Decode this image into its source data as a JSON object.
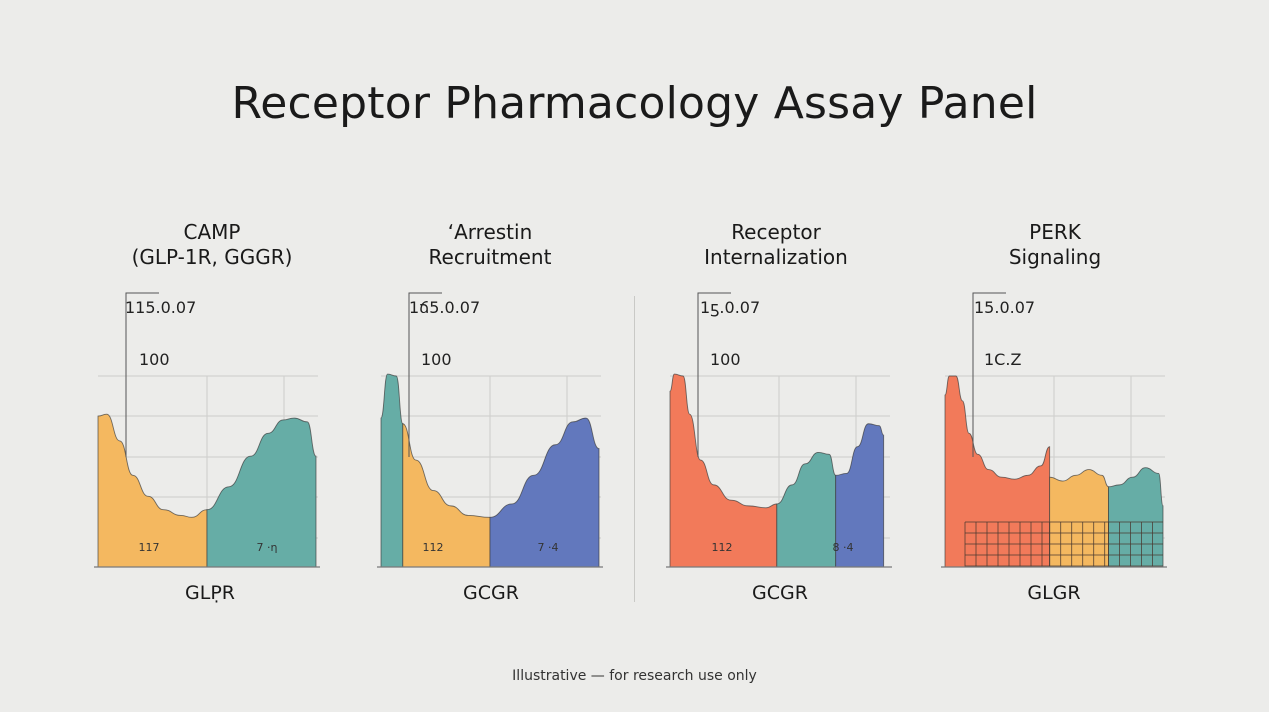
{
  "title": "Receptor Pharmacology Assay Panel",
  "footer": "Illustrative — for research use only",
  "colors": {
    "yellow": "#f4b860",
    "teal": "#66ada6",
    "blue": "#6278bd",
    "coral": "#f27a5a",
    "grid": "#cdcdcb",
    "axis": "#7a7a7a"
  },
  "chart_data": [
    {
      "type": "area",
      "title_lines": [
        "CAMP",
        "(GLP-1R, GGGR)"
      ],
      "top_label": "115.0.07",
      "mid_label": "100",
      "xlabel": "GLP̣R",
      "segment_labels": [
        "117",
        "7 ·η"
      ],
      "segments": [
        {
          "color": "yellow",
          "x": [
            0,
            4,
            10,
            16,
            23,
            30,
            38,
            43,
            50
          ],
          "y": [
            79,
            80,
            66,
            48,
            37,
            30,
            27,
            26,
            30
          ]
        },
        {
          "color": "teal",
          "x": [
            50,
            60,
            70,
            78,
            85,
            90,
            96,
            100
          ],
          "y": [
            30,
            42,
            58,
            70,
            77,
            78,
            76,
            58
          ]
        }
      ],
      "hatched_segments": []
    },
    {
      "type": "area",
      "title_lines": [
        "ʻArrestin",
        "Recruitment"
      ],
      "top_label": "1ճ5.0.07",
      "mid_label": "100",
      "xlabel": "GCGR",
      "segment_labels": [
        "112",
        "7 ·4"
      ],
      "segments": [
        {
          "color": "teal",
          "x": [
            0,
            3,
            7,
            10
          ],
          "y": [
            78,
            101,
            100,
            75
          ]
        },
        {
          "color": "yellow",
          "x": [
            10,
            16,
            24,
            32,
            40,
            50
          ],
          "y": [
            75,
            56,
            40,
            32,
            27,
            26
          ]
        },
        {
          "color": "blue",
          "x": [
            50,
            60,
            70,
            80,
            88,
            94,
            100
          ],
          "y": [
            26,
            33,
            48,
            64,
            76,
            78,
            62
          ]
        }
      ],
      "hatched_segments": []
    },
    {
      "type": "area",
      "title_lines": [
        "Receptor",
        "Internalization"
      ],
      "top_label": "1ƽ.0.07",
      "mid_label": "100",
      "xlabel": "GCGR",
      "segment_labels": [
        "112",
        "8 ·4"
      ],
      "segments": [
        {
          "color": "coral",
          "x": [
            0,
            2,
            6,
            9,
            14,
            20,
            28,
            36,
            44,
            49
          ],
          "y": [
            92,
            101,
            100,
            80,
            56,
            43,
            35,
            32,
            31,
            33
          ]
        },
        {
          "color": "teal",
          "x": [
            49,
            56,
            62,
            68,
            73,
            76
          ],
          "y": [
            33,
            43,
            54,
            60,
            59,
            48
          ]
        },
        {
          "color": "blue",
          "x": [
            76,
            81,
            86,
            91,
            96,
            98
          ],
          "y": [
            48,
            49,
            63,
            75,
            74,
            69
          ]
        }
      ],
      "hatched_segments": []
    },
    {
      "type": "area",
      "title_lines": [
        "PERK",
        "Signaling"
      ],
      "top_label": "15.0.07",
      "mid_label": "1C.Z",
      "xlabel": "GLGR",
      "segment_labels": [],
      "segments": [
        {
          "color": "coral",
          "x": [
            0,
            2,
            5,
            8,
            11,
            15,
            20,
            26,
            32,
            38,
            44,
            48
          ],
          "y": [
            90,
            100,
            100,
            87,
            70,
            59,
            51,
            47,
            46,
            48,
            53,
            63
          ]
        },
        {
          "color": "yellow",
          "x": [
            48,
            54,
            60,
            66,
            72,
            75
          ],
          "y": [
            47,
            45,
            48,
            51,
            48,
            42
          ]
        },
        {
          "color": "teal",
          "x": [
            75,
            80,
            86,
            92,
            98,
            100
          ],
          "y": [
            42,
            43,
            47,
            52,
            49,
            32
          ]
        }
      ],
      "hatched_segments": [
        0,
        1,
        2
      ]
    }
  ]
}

- - - - -

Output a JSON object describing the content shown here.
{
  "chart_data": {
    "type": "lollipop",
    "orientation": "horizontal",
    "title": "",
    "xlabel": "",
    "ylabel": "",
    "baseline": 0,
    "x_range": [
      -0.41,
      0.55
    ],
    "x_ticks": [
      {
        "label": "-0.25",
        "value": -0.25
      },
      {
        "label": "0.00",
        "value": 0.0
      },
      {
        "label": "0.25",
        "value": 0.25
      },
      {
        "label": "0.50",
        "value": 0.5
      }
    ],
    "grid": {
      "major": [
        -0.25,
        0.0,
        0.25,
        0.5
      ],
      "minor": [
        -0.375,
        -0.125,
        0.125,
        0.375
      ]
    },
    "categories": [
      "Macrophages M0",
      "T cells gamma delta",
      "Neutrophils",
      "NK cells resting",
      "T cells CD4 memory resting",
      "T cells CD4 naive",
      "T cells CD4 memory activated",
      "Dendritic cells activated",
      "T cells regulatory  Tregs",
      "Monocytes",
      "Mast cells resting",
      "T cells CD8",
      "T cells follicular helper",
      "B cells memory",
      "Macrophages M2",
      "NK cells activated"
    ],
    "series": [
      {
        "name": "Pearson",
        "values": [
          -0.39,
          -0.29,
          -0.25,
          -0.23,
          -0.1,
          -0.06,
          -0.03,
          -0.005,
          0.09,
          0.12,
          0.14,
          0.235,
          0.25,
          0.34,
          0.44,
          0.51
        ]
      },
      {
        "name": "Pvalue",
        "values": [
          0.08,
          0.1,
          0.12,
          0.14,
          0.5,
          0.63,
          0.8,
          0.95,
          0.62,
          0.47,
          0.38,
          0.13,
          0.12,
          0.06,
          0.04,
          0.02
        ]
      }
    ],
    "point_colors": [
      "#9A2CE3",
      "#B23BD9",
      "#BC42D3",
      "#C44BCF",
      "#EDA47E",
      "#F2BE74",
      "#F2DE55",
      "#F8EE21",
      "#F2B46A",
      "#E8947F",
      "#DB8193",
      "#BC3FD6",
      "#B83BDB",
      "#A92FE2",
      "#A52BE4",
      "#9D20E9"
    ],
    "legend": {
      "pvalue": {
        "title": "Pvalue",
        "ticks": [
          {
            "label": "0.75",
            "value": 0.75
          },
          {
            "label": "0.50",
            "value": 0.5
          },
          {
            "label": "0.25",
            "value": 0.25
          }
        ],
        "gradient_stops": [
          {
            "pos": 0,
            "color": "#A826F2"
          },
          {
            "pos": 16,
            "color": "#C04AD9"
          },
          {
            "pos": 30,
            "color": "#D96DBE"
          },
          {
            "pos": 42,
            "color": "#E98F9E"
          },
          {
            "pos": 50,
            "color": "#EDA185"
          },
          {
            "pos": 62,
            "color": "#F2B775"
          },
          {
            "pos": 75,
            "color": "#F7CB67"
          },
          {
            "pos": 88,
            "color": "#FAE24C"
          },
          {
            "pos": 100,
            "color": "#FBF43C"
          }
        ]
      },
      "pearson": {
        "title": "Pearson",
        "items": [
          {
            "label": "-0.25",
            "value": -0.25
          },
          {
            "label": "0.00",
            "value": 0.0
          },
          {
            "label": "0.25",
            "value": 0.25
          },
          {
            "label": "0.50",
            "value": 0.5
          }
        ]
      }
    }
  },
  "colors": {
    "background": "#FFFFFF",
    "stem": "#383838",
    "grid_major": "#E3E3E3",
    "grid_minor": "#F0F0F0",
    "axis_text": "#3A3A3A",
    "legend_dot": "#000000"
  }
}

- - - - -

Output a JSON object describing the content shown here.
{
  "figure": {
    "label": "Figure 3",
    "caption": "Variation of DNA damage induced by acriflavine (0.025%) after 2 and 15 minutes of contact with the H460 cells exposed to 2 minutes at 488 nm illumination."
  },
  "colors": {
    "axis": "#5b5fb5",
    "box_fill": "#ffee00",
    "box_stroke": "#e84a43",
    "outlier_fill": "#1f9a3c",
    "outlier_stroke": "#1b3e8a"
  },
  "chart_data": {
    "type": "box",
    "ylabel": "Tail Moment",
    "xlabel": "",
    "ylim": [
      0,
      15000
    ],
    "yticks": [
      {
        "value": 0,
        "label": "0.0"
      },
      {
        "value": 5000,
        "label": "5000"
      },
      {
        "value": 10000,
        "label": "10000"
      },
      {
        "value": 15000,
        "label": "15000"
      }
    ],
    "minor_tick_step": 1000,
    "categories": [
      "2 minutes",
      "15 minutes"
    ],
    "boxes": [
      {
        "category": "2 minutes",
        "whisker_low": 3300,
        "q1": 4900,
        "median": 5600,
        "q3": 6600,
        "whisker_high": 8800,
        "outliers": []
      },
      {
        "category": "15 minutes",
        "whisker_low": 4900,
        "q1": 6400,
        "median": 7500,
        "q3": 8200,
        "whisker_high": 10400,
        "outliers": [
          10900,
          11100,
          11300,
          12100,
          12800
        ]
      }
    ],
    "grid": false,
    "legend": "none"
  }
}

- - - - -

**What to do**
How many lines in the listing above contain "memory"? Answer with the number alone.

**Solution to this problem**
3